Instructions to follow
Keep only the lines of the listing that include the word "waves", and copy them.

Excerpt from a dataset:
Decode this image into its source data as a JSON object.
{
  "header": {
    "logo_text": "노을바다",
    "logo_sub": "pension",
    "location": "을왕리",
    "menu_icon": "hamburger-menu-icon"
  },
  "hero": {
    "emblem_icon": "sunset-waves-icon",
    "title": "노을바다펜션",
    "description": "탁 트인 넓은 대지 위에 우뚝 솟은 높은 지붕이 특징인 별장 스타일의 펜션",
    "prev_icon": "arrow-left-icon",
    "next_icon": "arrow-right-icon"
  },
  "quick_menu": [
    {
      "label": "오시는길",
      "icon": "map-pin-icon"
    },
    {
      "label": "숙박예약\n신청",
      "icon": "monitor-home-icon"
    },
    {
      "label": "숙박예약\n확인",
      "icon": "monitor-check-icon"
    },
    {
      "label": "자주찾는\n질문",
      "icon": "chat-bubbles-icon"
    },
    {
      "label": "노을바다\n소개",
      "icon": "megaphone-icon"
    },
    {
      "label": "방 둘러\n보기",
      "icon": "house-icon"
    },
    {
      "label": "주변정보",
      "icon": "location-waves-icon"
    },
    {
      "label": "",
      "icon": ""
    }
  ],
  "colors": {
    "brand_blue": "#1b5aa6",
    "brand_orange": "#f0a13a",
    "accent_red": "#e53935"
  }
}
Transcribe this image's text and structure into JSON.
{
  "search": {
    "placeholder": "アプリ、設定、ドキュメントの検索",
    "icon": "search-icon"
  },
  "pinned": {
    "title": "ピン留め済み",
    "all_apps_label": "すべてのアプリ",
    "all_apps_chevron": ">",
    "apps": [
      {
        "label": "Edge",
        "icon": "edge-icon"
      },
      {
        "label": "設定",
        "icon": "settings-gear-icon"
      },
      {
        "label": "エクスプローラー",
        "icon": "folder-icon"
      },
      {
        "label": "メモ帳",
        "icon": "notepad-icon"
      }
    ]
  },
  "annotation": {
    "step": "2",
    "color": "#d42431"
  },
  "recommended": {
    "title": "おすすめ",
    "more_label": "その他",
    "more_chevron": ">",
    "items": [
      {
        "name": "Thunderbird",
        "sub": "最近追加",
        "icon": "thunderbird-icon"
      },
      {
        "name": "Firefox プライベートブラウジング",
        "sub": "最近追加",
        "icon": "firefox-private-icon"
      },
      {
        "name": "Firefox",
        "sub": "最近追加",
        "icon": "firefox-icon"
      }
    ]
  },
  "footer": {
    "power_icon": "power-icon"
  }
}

Task output
    "emblem_icon": "sunset-waves-icon",
      "icon": "location-waves-icon"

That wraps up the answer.